(TASK PROMPT): Using the material that follows, identify and copy each line with the string "酌情加减".

** Begin INFORMATION SHOWN **

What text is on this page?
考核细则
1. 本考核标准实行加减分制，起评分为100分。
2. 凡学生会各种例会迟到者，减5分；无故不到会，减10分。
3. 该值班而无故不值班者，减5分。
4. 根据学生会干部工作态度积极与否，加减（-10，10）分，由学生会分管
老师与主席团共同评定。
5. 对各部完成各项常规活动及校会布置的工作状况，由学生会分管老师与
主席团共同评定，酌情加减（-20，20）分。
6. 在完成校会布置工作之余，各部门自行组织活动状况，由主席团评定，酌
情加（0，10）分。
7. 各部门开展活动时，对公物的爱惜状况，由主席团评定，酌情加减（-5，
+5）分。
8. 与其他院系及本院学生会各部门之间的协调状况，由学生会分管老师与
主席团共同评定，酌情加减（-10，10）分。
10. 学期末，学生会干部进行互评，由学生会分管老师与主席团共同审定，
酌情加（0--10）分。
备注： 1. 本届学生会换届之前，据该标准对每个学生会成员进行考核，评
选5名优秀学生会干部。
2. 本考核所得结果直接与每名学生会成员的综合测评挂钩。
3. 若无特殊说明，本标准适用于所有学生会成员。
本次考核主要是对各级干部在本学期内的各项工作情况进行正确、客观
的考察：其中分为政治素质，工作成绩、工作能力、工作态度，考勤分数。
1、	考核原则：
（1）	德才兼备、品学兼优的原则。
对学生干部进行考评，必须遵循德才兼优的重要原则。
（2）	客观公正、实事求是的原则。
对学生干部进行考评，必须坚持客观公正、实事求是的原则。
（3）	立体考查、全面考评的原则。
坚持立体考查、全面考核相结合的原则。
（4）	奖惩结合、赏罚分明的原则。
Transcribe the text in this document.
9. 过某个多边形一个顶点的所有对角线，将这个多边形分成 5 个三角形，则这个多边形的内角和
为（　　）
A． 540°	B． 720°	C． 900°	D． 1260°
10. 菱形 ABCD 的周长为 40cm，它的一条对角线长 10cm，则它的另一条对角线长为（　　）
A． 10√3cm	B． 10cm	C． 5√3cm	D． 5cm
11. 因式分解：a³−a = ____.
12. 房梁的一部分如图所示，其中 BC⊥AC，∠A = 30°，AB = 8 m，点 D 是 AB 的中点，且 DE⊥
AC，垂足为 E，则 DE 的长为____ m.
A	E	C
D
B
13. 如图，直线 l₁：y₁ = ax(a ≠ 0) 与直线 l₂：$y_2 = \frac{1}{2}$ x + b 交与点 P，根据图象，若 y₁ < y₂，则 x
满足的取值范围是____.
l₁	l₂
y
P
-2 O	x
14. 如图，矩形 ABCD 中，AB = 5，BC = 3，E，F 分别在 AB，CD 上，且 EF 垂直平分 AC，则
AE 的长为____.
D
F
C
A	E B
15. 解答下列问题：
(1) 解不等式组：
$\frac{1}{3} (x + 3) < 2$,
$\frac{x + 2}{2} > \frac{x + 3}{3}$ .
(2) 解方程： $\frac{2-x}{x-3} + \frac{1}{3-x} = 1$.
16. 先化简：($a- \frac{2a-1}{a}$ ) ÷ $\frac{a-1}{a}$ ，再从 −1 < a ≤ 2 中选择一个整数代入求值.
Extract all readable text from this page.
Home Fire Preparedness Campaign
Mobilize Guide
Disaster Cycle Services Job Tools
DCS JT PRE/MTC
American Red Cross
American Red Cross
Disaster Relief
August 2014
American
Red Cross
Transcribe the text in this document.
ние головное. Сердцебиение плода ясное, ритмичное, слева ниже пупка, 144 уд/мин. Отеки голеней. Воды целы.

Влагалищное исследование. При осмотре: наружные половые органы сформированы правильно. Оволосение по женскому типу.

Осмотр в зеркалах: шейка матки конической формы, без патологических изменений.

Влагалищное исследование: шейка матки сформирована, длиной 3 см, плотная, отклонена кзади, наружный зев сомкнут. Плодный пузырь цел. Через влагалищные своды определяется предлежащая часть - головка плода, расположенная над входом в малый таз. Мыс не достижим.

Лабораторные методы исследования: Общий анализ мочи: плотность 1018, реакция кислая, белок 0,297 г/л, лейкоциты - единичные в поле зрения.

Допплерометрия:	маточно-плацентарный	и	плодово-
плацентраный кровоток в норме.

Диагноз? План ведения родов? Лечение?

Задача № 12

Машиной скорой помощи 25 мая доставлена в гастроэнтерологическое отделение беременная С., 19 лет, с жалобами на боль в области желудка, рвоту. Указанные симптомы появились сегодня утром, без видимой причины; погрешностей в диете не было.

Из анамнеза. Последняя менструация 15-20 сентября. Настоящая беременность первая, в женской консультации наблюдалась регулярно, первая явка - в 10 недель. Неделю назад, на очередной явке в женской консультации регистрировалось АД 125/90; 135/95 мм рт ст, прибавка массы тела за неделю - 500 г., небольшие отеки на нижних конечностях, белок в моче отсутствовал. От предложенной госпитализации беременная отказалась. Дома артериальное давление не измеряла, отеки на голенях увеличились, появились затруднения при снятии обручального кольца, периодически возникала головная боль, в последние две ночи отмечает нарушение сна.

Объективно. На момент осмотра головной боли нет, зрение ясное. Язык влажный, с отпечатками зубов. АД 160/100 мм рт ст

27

** End INFORMATION SHOWN **

(ANSWER BELOW):
主席团共同评定，酌情加减（-20，20）分。
7. 各部门开展活动时，对公物的爱惜状况，由主席团评定，酌情加减（-5，
主席团共同评定，酌情加减（-10，10）分。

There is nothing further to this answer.